• [TASK BRIEF]
Leave out the pictures and transcribe everything else exactly.

• [EXERCISE MATERIALS]
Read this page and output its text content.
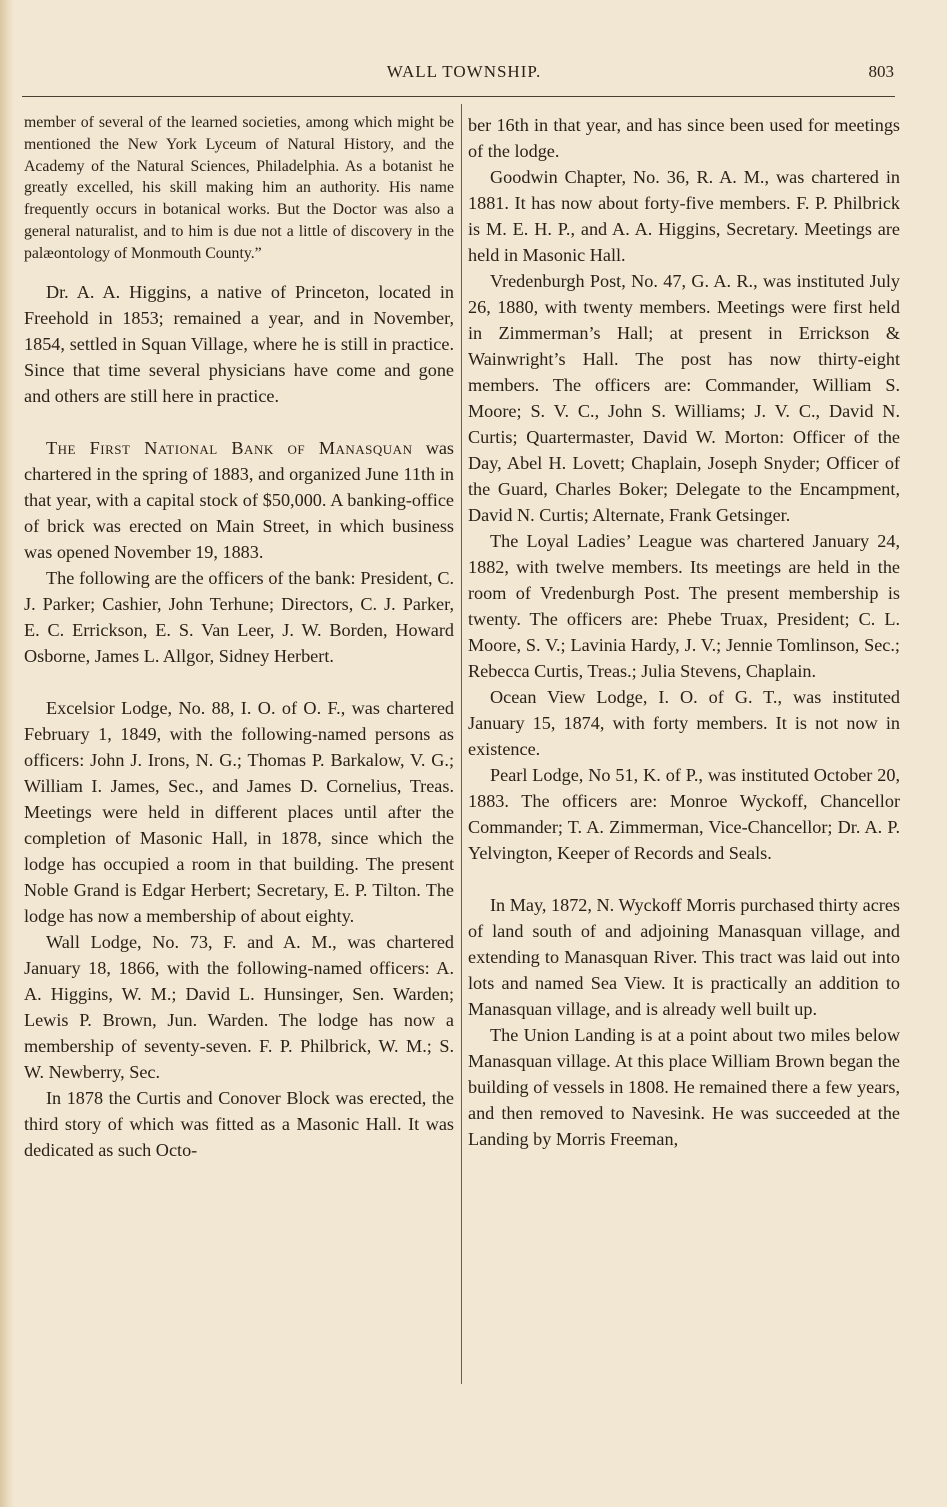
WALL TOWNSHIP.	803

member of several of the learned societies, among which might be mentioned the New York Lyceum of Natural History, and the Academy of the Natural Sciences, Philadelphia. As a botanist he greatly excelled, his skill making him an authority. His name frequently occurs in botanical works. But the Doctor was also a general naturalist, and to him is due not a little of discovery in the palæontology of Monmouth County.”

Dr. A. A. Higgins, a native of Princeton, located in Freehold in 1853; remained a year, and in November, 1854, settled in Squan Village, where he is still in practice. Since that time several physicians have come and gone and others are still here in practice.

The First National Bank of Manasquan was chartered in the spring of 1883, and organized June 11th in that year, with a capital stock of $50,000. A banking-office of brick was erected on Main Street, in which business was opened November 19, 1883.

The following are the officers of the bank: President, C. J. Parker; Cashier, John Terhune; Directors, C. J. Parker, E. C. Errickson, E. S. Van Leer, J. W. Borden, Howard Osborne, James L. Allgor, Sidney Herbert.

Excelsior Lodge, No. 88, I. O. of O. F., was chartered February 1, 1849, with the following-named persons as officers: John J. Irons, N. G.; Thomas P. Barkalow, V. G.; William I. James, Sec., and James D. Cornelius, Treas. Meetings were held in different places until after the completion of Masonic Hall, in 1878, since which the lodge has occupied a room in that building. The present Noble Grand is Edgar Herbert; Secretary, E. P. Tilton. The lodge has now a membership of about eighty.

Wall Lodge, No. 73, F. and A. M., was chartered January 18, 1866, with the following-named officers: A. A. Higgins, W. M.; David L. Hunsinger, Sen. Warden; Lewis P. Brown, Jun. Warden. The lodge has now a membership of seventy-seven. F. P. Philbrick, W. M.; S. W. Newberry, Sec.

In 1878 the Curtis and Conover Block was erected, the third story of which was fitted as a Masonic Hall. It was dedicated as such Octo-

ber 16th in that year, and has since been used for meetings of the lodge.

Goodwin Chapter, No. 36, R. A. M., was chartered in 1881. It has now about forty-five members. F. P. Philbrick is M. E. H. P., and A. A. Higgins, Secretary. Meetings are held in Masonic Hall.

Vredenburgh Post, No. 47, G. A. R., was instituted July 26, 1880, with twenty members. Meetings were first held in Zimmerman’s Hall; at present in Errickson & Wainwright’s Hall. The post has now thirty-eight members. The officers are: Commander, William S. Moore; S. V. C., John S. Williams; J. V. C., David N. Curtis; Quartermaster, David W. Morton: Officer of the Day, Abel H. Lovett; Chaplain, Joseph Snyder; Officer of the Guard, Charles Boker; Delegate to the Encampment, David N. Curtis; Alternate, Frank Getsinger.

The Loyal Ladies’ League was chartered January 24, 1882, with twelve members. Its meetings are held in the room of Vredenburgh Post. The present membership is twenty. The officers are: Phebe Truax, President; C. L. Moore, S. V.; Lavinia Hardy, J. V.; Jennie Tomlinson, Sec.; Rebecca Curtis, Treas.; Julia Stevens, Chaplain.

Ocean View Lodge, I. O. of G. T., was instituted January 15, 1874, with forty members. It is not now in existence.

Pearl Lodge, No 51, K. of P., was instituted October 20, 1883. The officers are: Monroe Wyckoff, Chancellor Commander; T. A. Zimmerman, Vice-Chancellor; Dr. A. P. Yelvington, Keeper of Records and Seals.

In May, 1872, N. Wyckoff Morris purchased thirty acres of land south of and adjoining Manasquan village, and extending to Manasquan River. This tract was laid out into lots and named Sea View. It is practically an addition to Manasquan village, and is already well built up.

The Union Landing is at a point about two miles below Manasquan village. At this place William Brown began the building of vessels in 1808. He remained there a few years, and then removed to Navesink. He was succeeded at the Landing by Morris Freeman,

• [ANSWER TO THE TASK]
Read this page and output its text content.
WALL TOWNSHIP.	803

member of several of the learned societies, among which might be mentioned the New York Lyceum of Natural History, and the Academy of the Natural Sciences, Philadelphia. As a botanist he greatly excelled, his skill making him an authority. His name frequently occurs in botanical works. But the Doctor was also a general naturalist, and to him is due not a little of discovery in the palæontology of Monmouth County.”

Dr. A. A. Higgins, a native of Princeton, located in Freehold in 1853; remained a year, and in November, 1854, settled in Squan Village, where he is still in practice. Since that time several physicians have come and gone and others are still here in practice.

The First National Bank of Manasquan was chartered in the spring of 1883, and organized June 11th in that year, with a capital stock of $50,000. A banking-office of brick was erected on Main Street, in which business was opened November 19, 1883.

The following are the officers of the bank: President, C. J. Parker; Cashier, John Terhune; Directors, C. J. Parker, E. C. Errickson, E. S. Van Leer, J. W. Borden, Howard Osborne, James L. Allgor, Sidney Herbert.

Excelsior Lodge, No. 88, I. O. of O. F., was chartered February 1, 1849, with the following-named persons as officers: John J. Irons, N. G.; Thomas P. Barkalow, V. G.; William I. James, Sec., and James D. Cornelius, Treas. Meetings were held in different places until after the completion of Masonic Hall, in 1878, since which the lodge has occupied a room in that building. The present Noble Grand is Edgar Herbert; Secretary, E. P. Tilton. The lodge has now a membership of about eighty.

Wall Lodge, No. 73, F. and A. M., was chartered January 18, 1866, with the following-named officers: A. A. Higgins, W. M.; David L. Hunsinger, Sen. Warden; Lewis P. Brown, Jun. Warden. The lodge has now a membership of seventy-seven. F. P. Philbrick, W. M.; S. W. Newberry, Sec.

In 1878 the Curtis and Conover Block was erected, the third story of which was fitted as a Masonic Hall. It was dedicated as such Octo-

ber 16th in that year, and has since been used for meetings of the lodge.

Goodwin Chapter, No. 36, R. A. M., was chartered in 1881. It has now about forty-five members. F. P. Philbrick is M. E. H. P., and A. A. Higgins, Secretary. Meetings are held in Masonic Hall.

Vredenburgh Post, No. 47, G. A. R., was instituted July 26, 1880, with twenty members. Meetings were first held in Zimmerman’s Hall; at present in Errickson & Wainwright’s Hall. The post has now thirty-eight members. The officers are: Commander, William S. Moore; S. V. C., John S. Williams; J. V. C., David N. Curtis; Quartermaster, David W. Morton: Officer of the Day, Abel H. Lovett; Chaplain, Joseph Snyder; Officer of the Guard, Charles Boker; Delegate to the Encampment, David N. Curtis; Alternate, Frank Getsinger.

The Loyal Ladies’ League was chartered January 24, 1882, with twelve members. Its meetings are held in the room of Vredenburgh Post. The present membership is twenty. The officers are: Phebe Truax, President; C. L. Moore, S. V.; Lavinia Hardy, J. V.; Jennie Tomlinson, Sec.; Rebecca Curtis, Treas.; Julia Stevens, Chaplain.

Ocean View Lodge, I. O. of G. T., was instituted January 15, 1874, with forty members. It is not now in existence.

Pearl Lodge, No 51, K. of P., was instituted October 20, 1883. The officers are: Monroe Wyckoff, Chancellor Commander; T. A. Zimmerman, Vice-Chancellor; Dr. A. P. Yelvington, Keeper of Records and Seals.

In May, 1872, N. Wyckoff Morris purchased thirty acres of land south of and adjoining Manasquan village, and extending to Manasquan River. This tract was laid out into lots and named Sea View. It is practically an addition to Manasquan village, and is already well built up.

The Union Landing is at a point about two miles below Manasquan village. At this place William Brown began the building of vessels in 1808. He remained there a few years, and then removed to Navesink. He was succeeded at the Landing by Morris Freeman,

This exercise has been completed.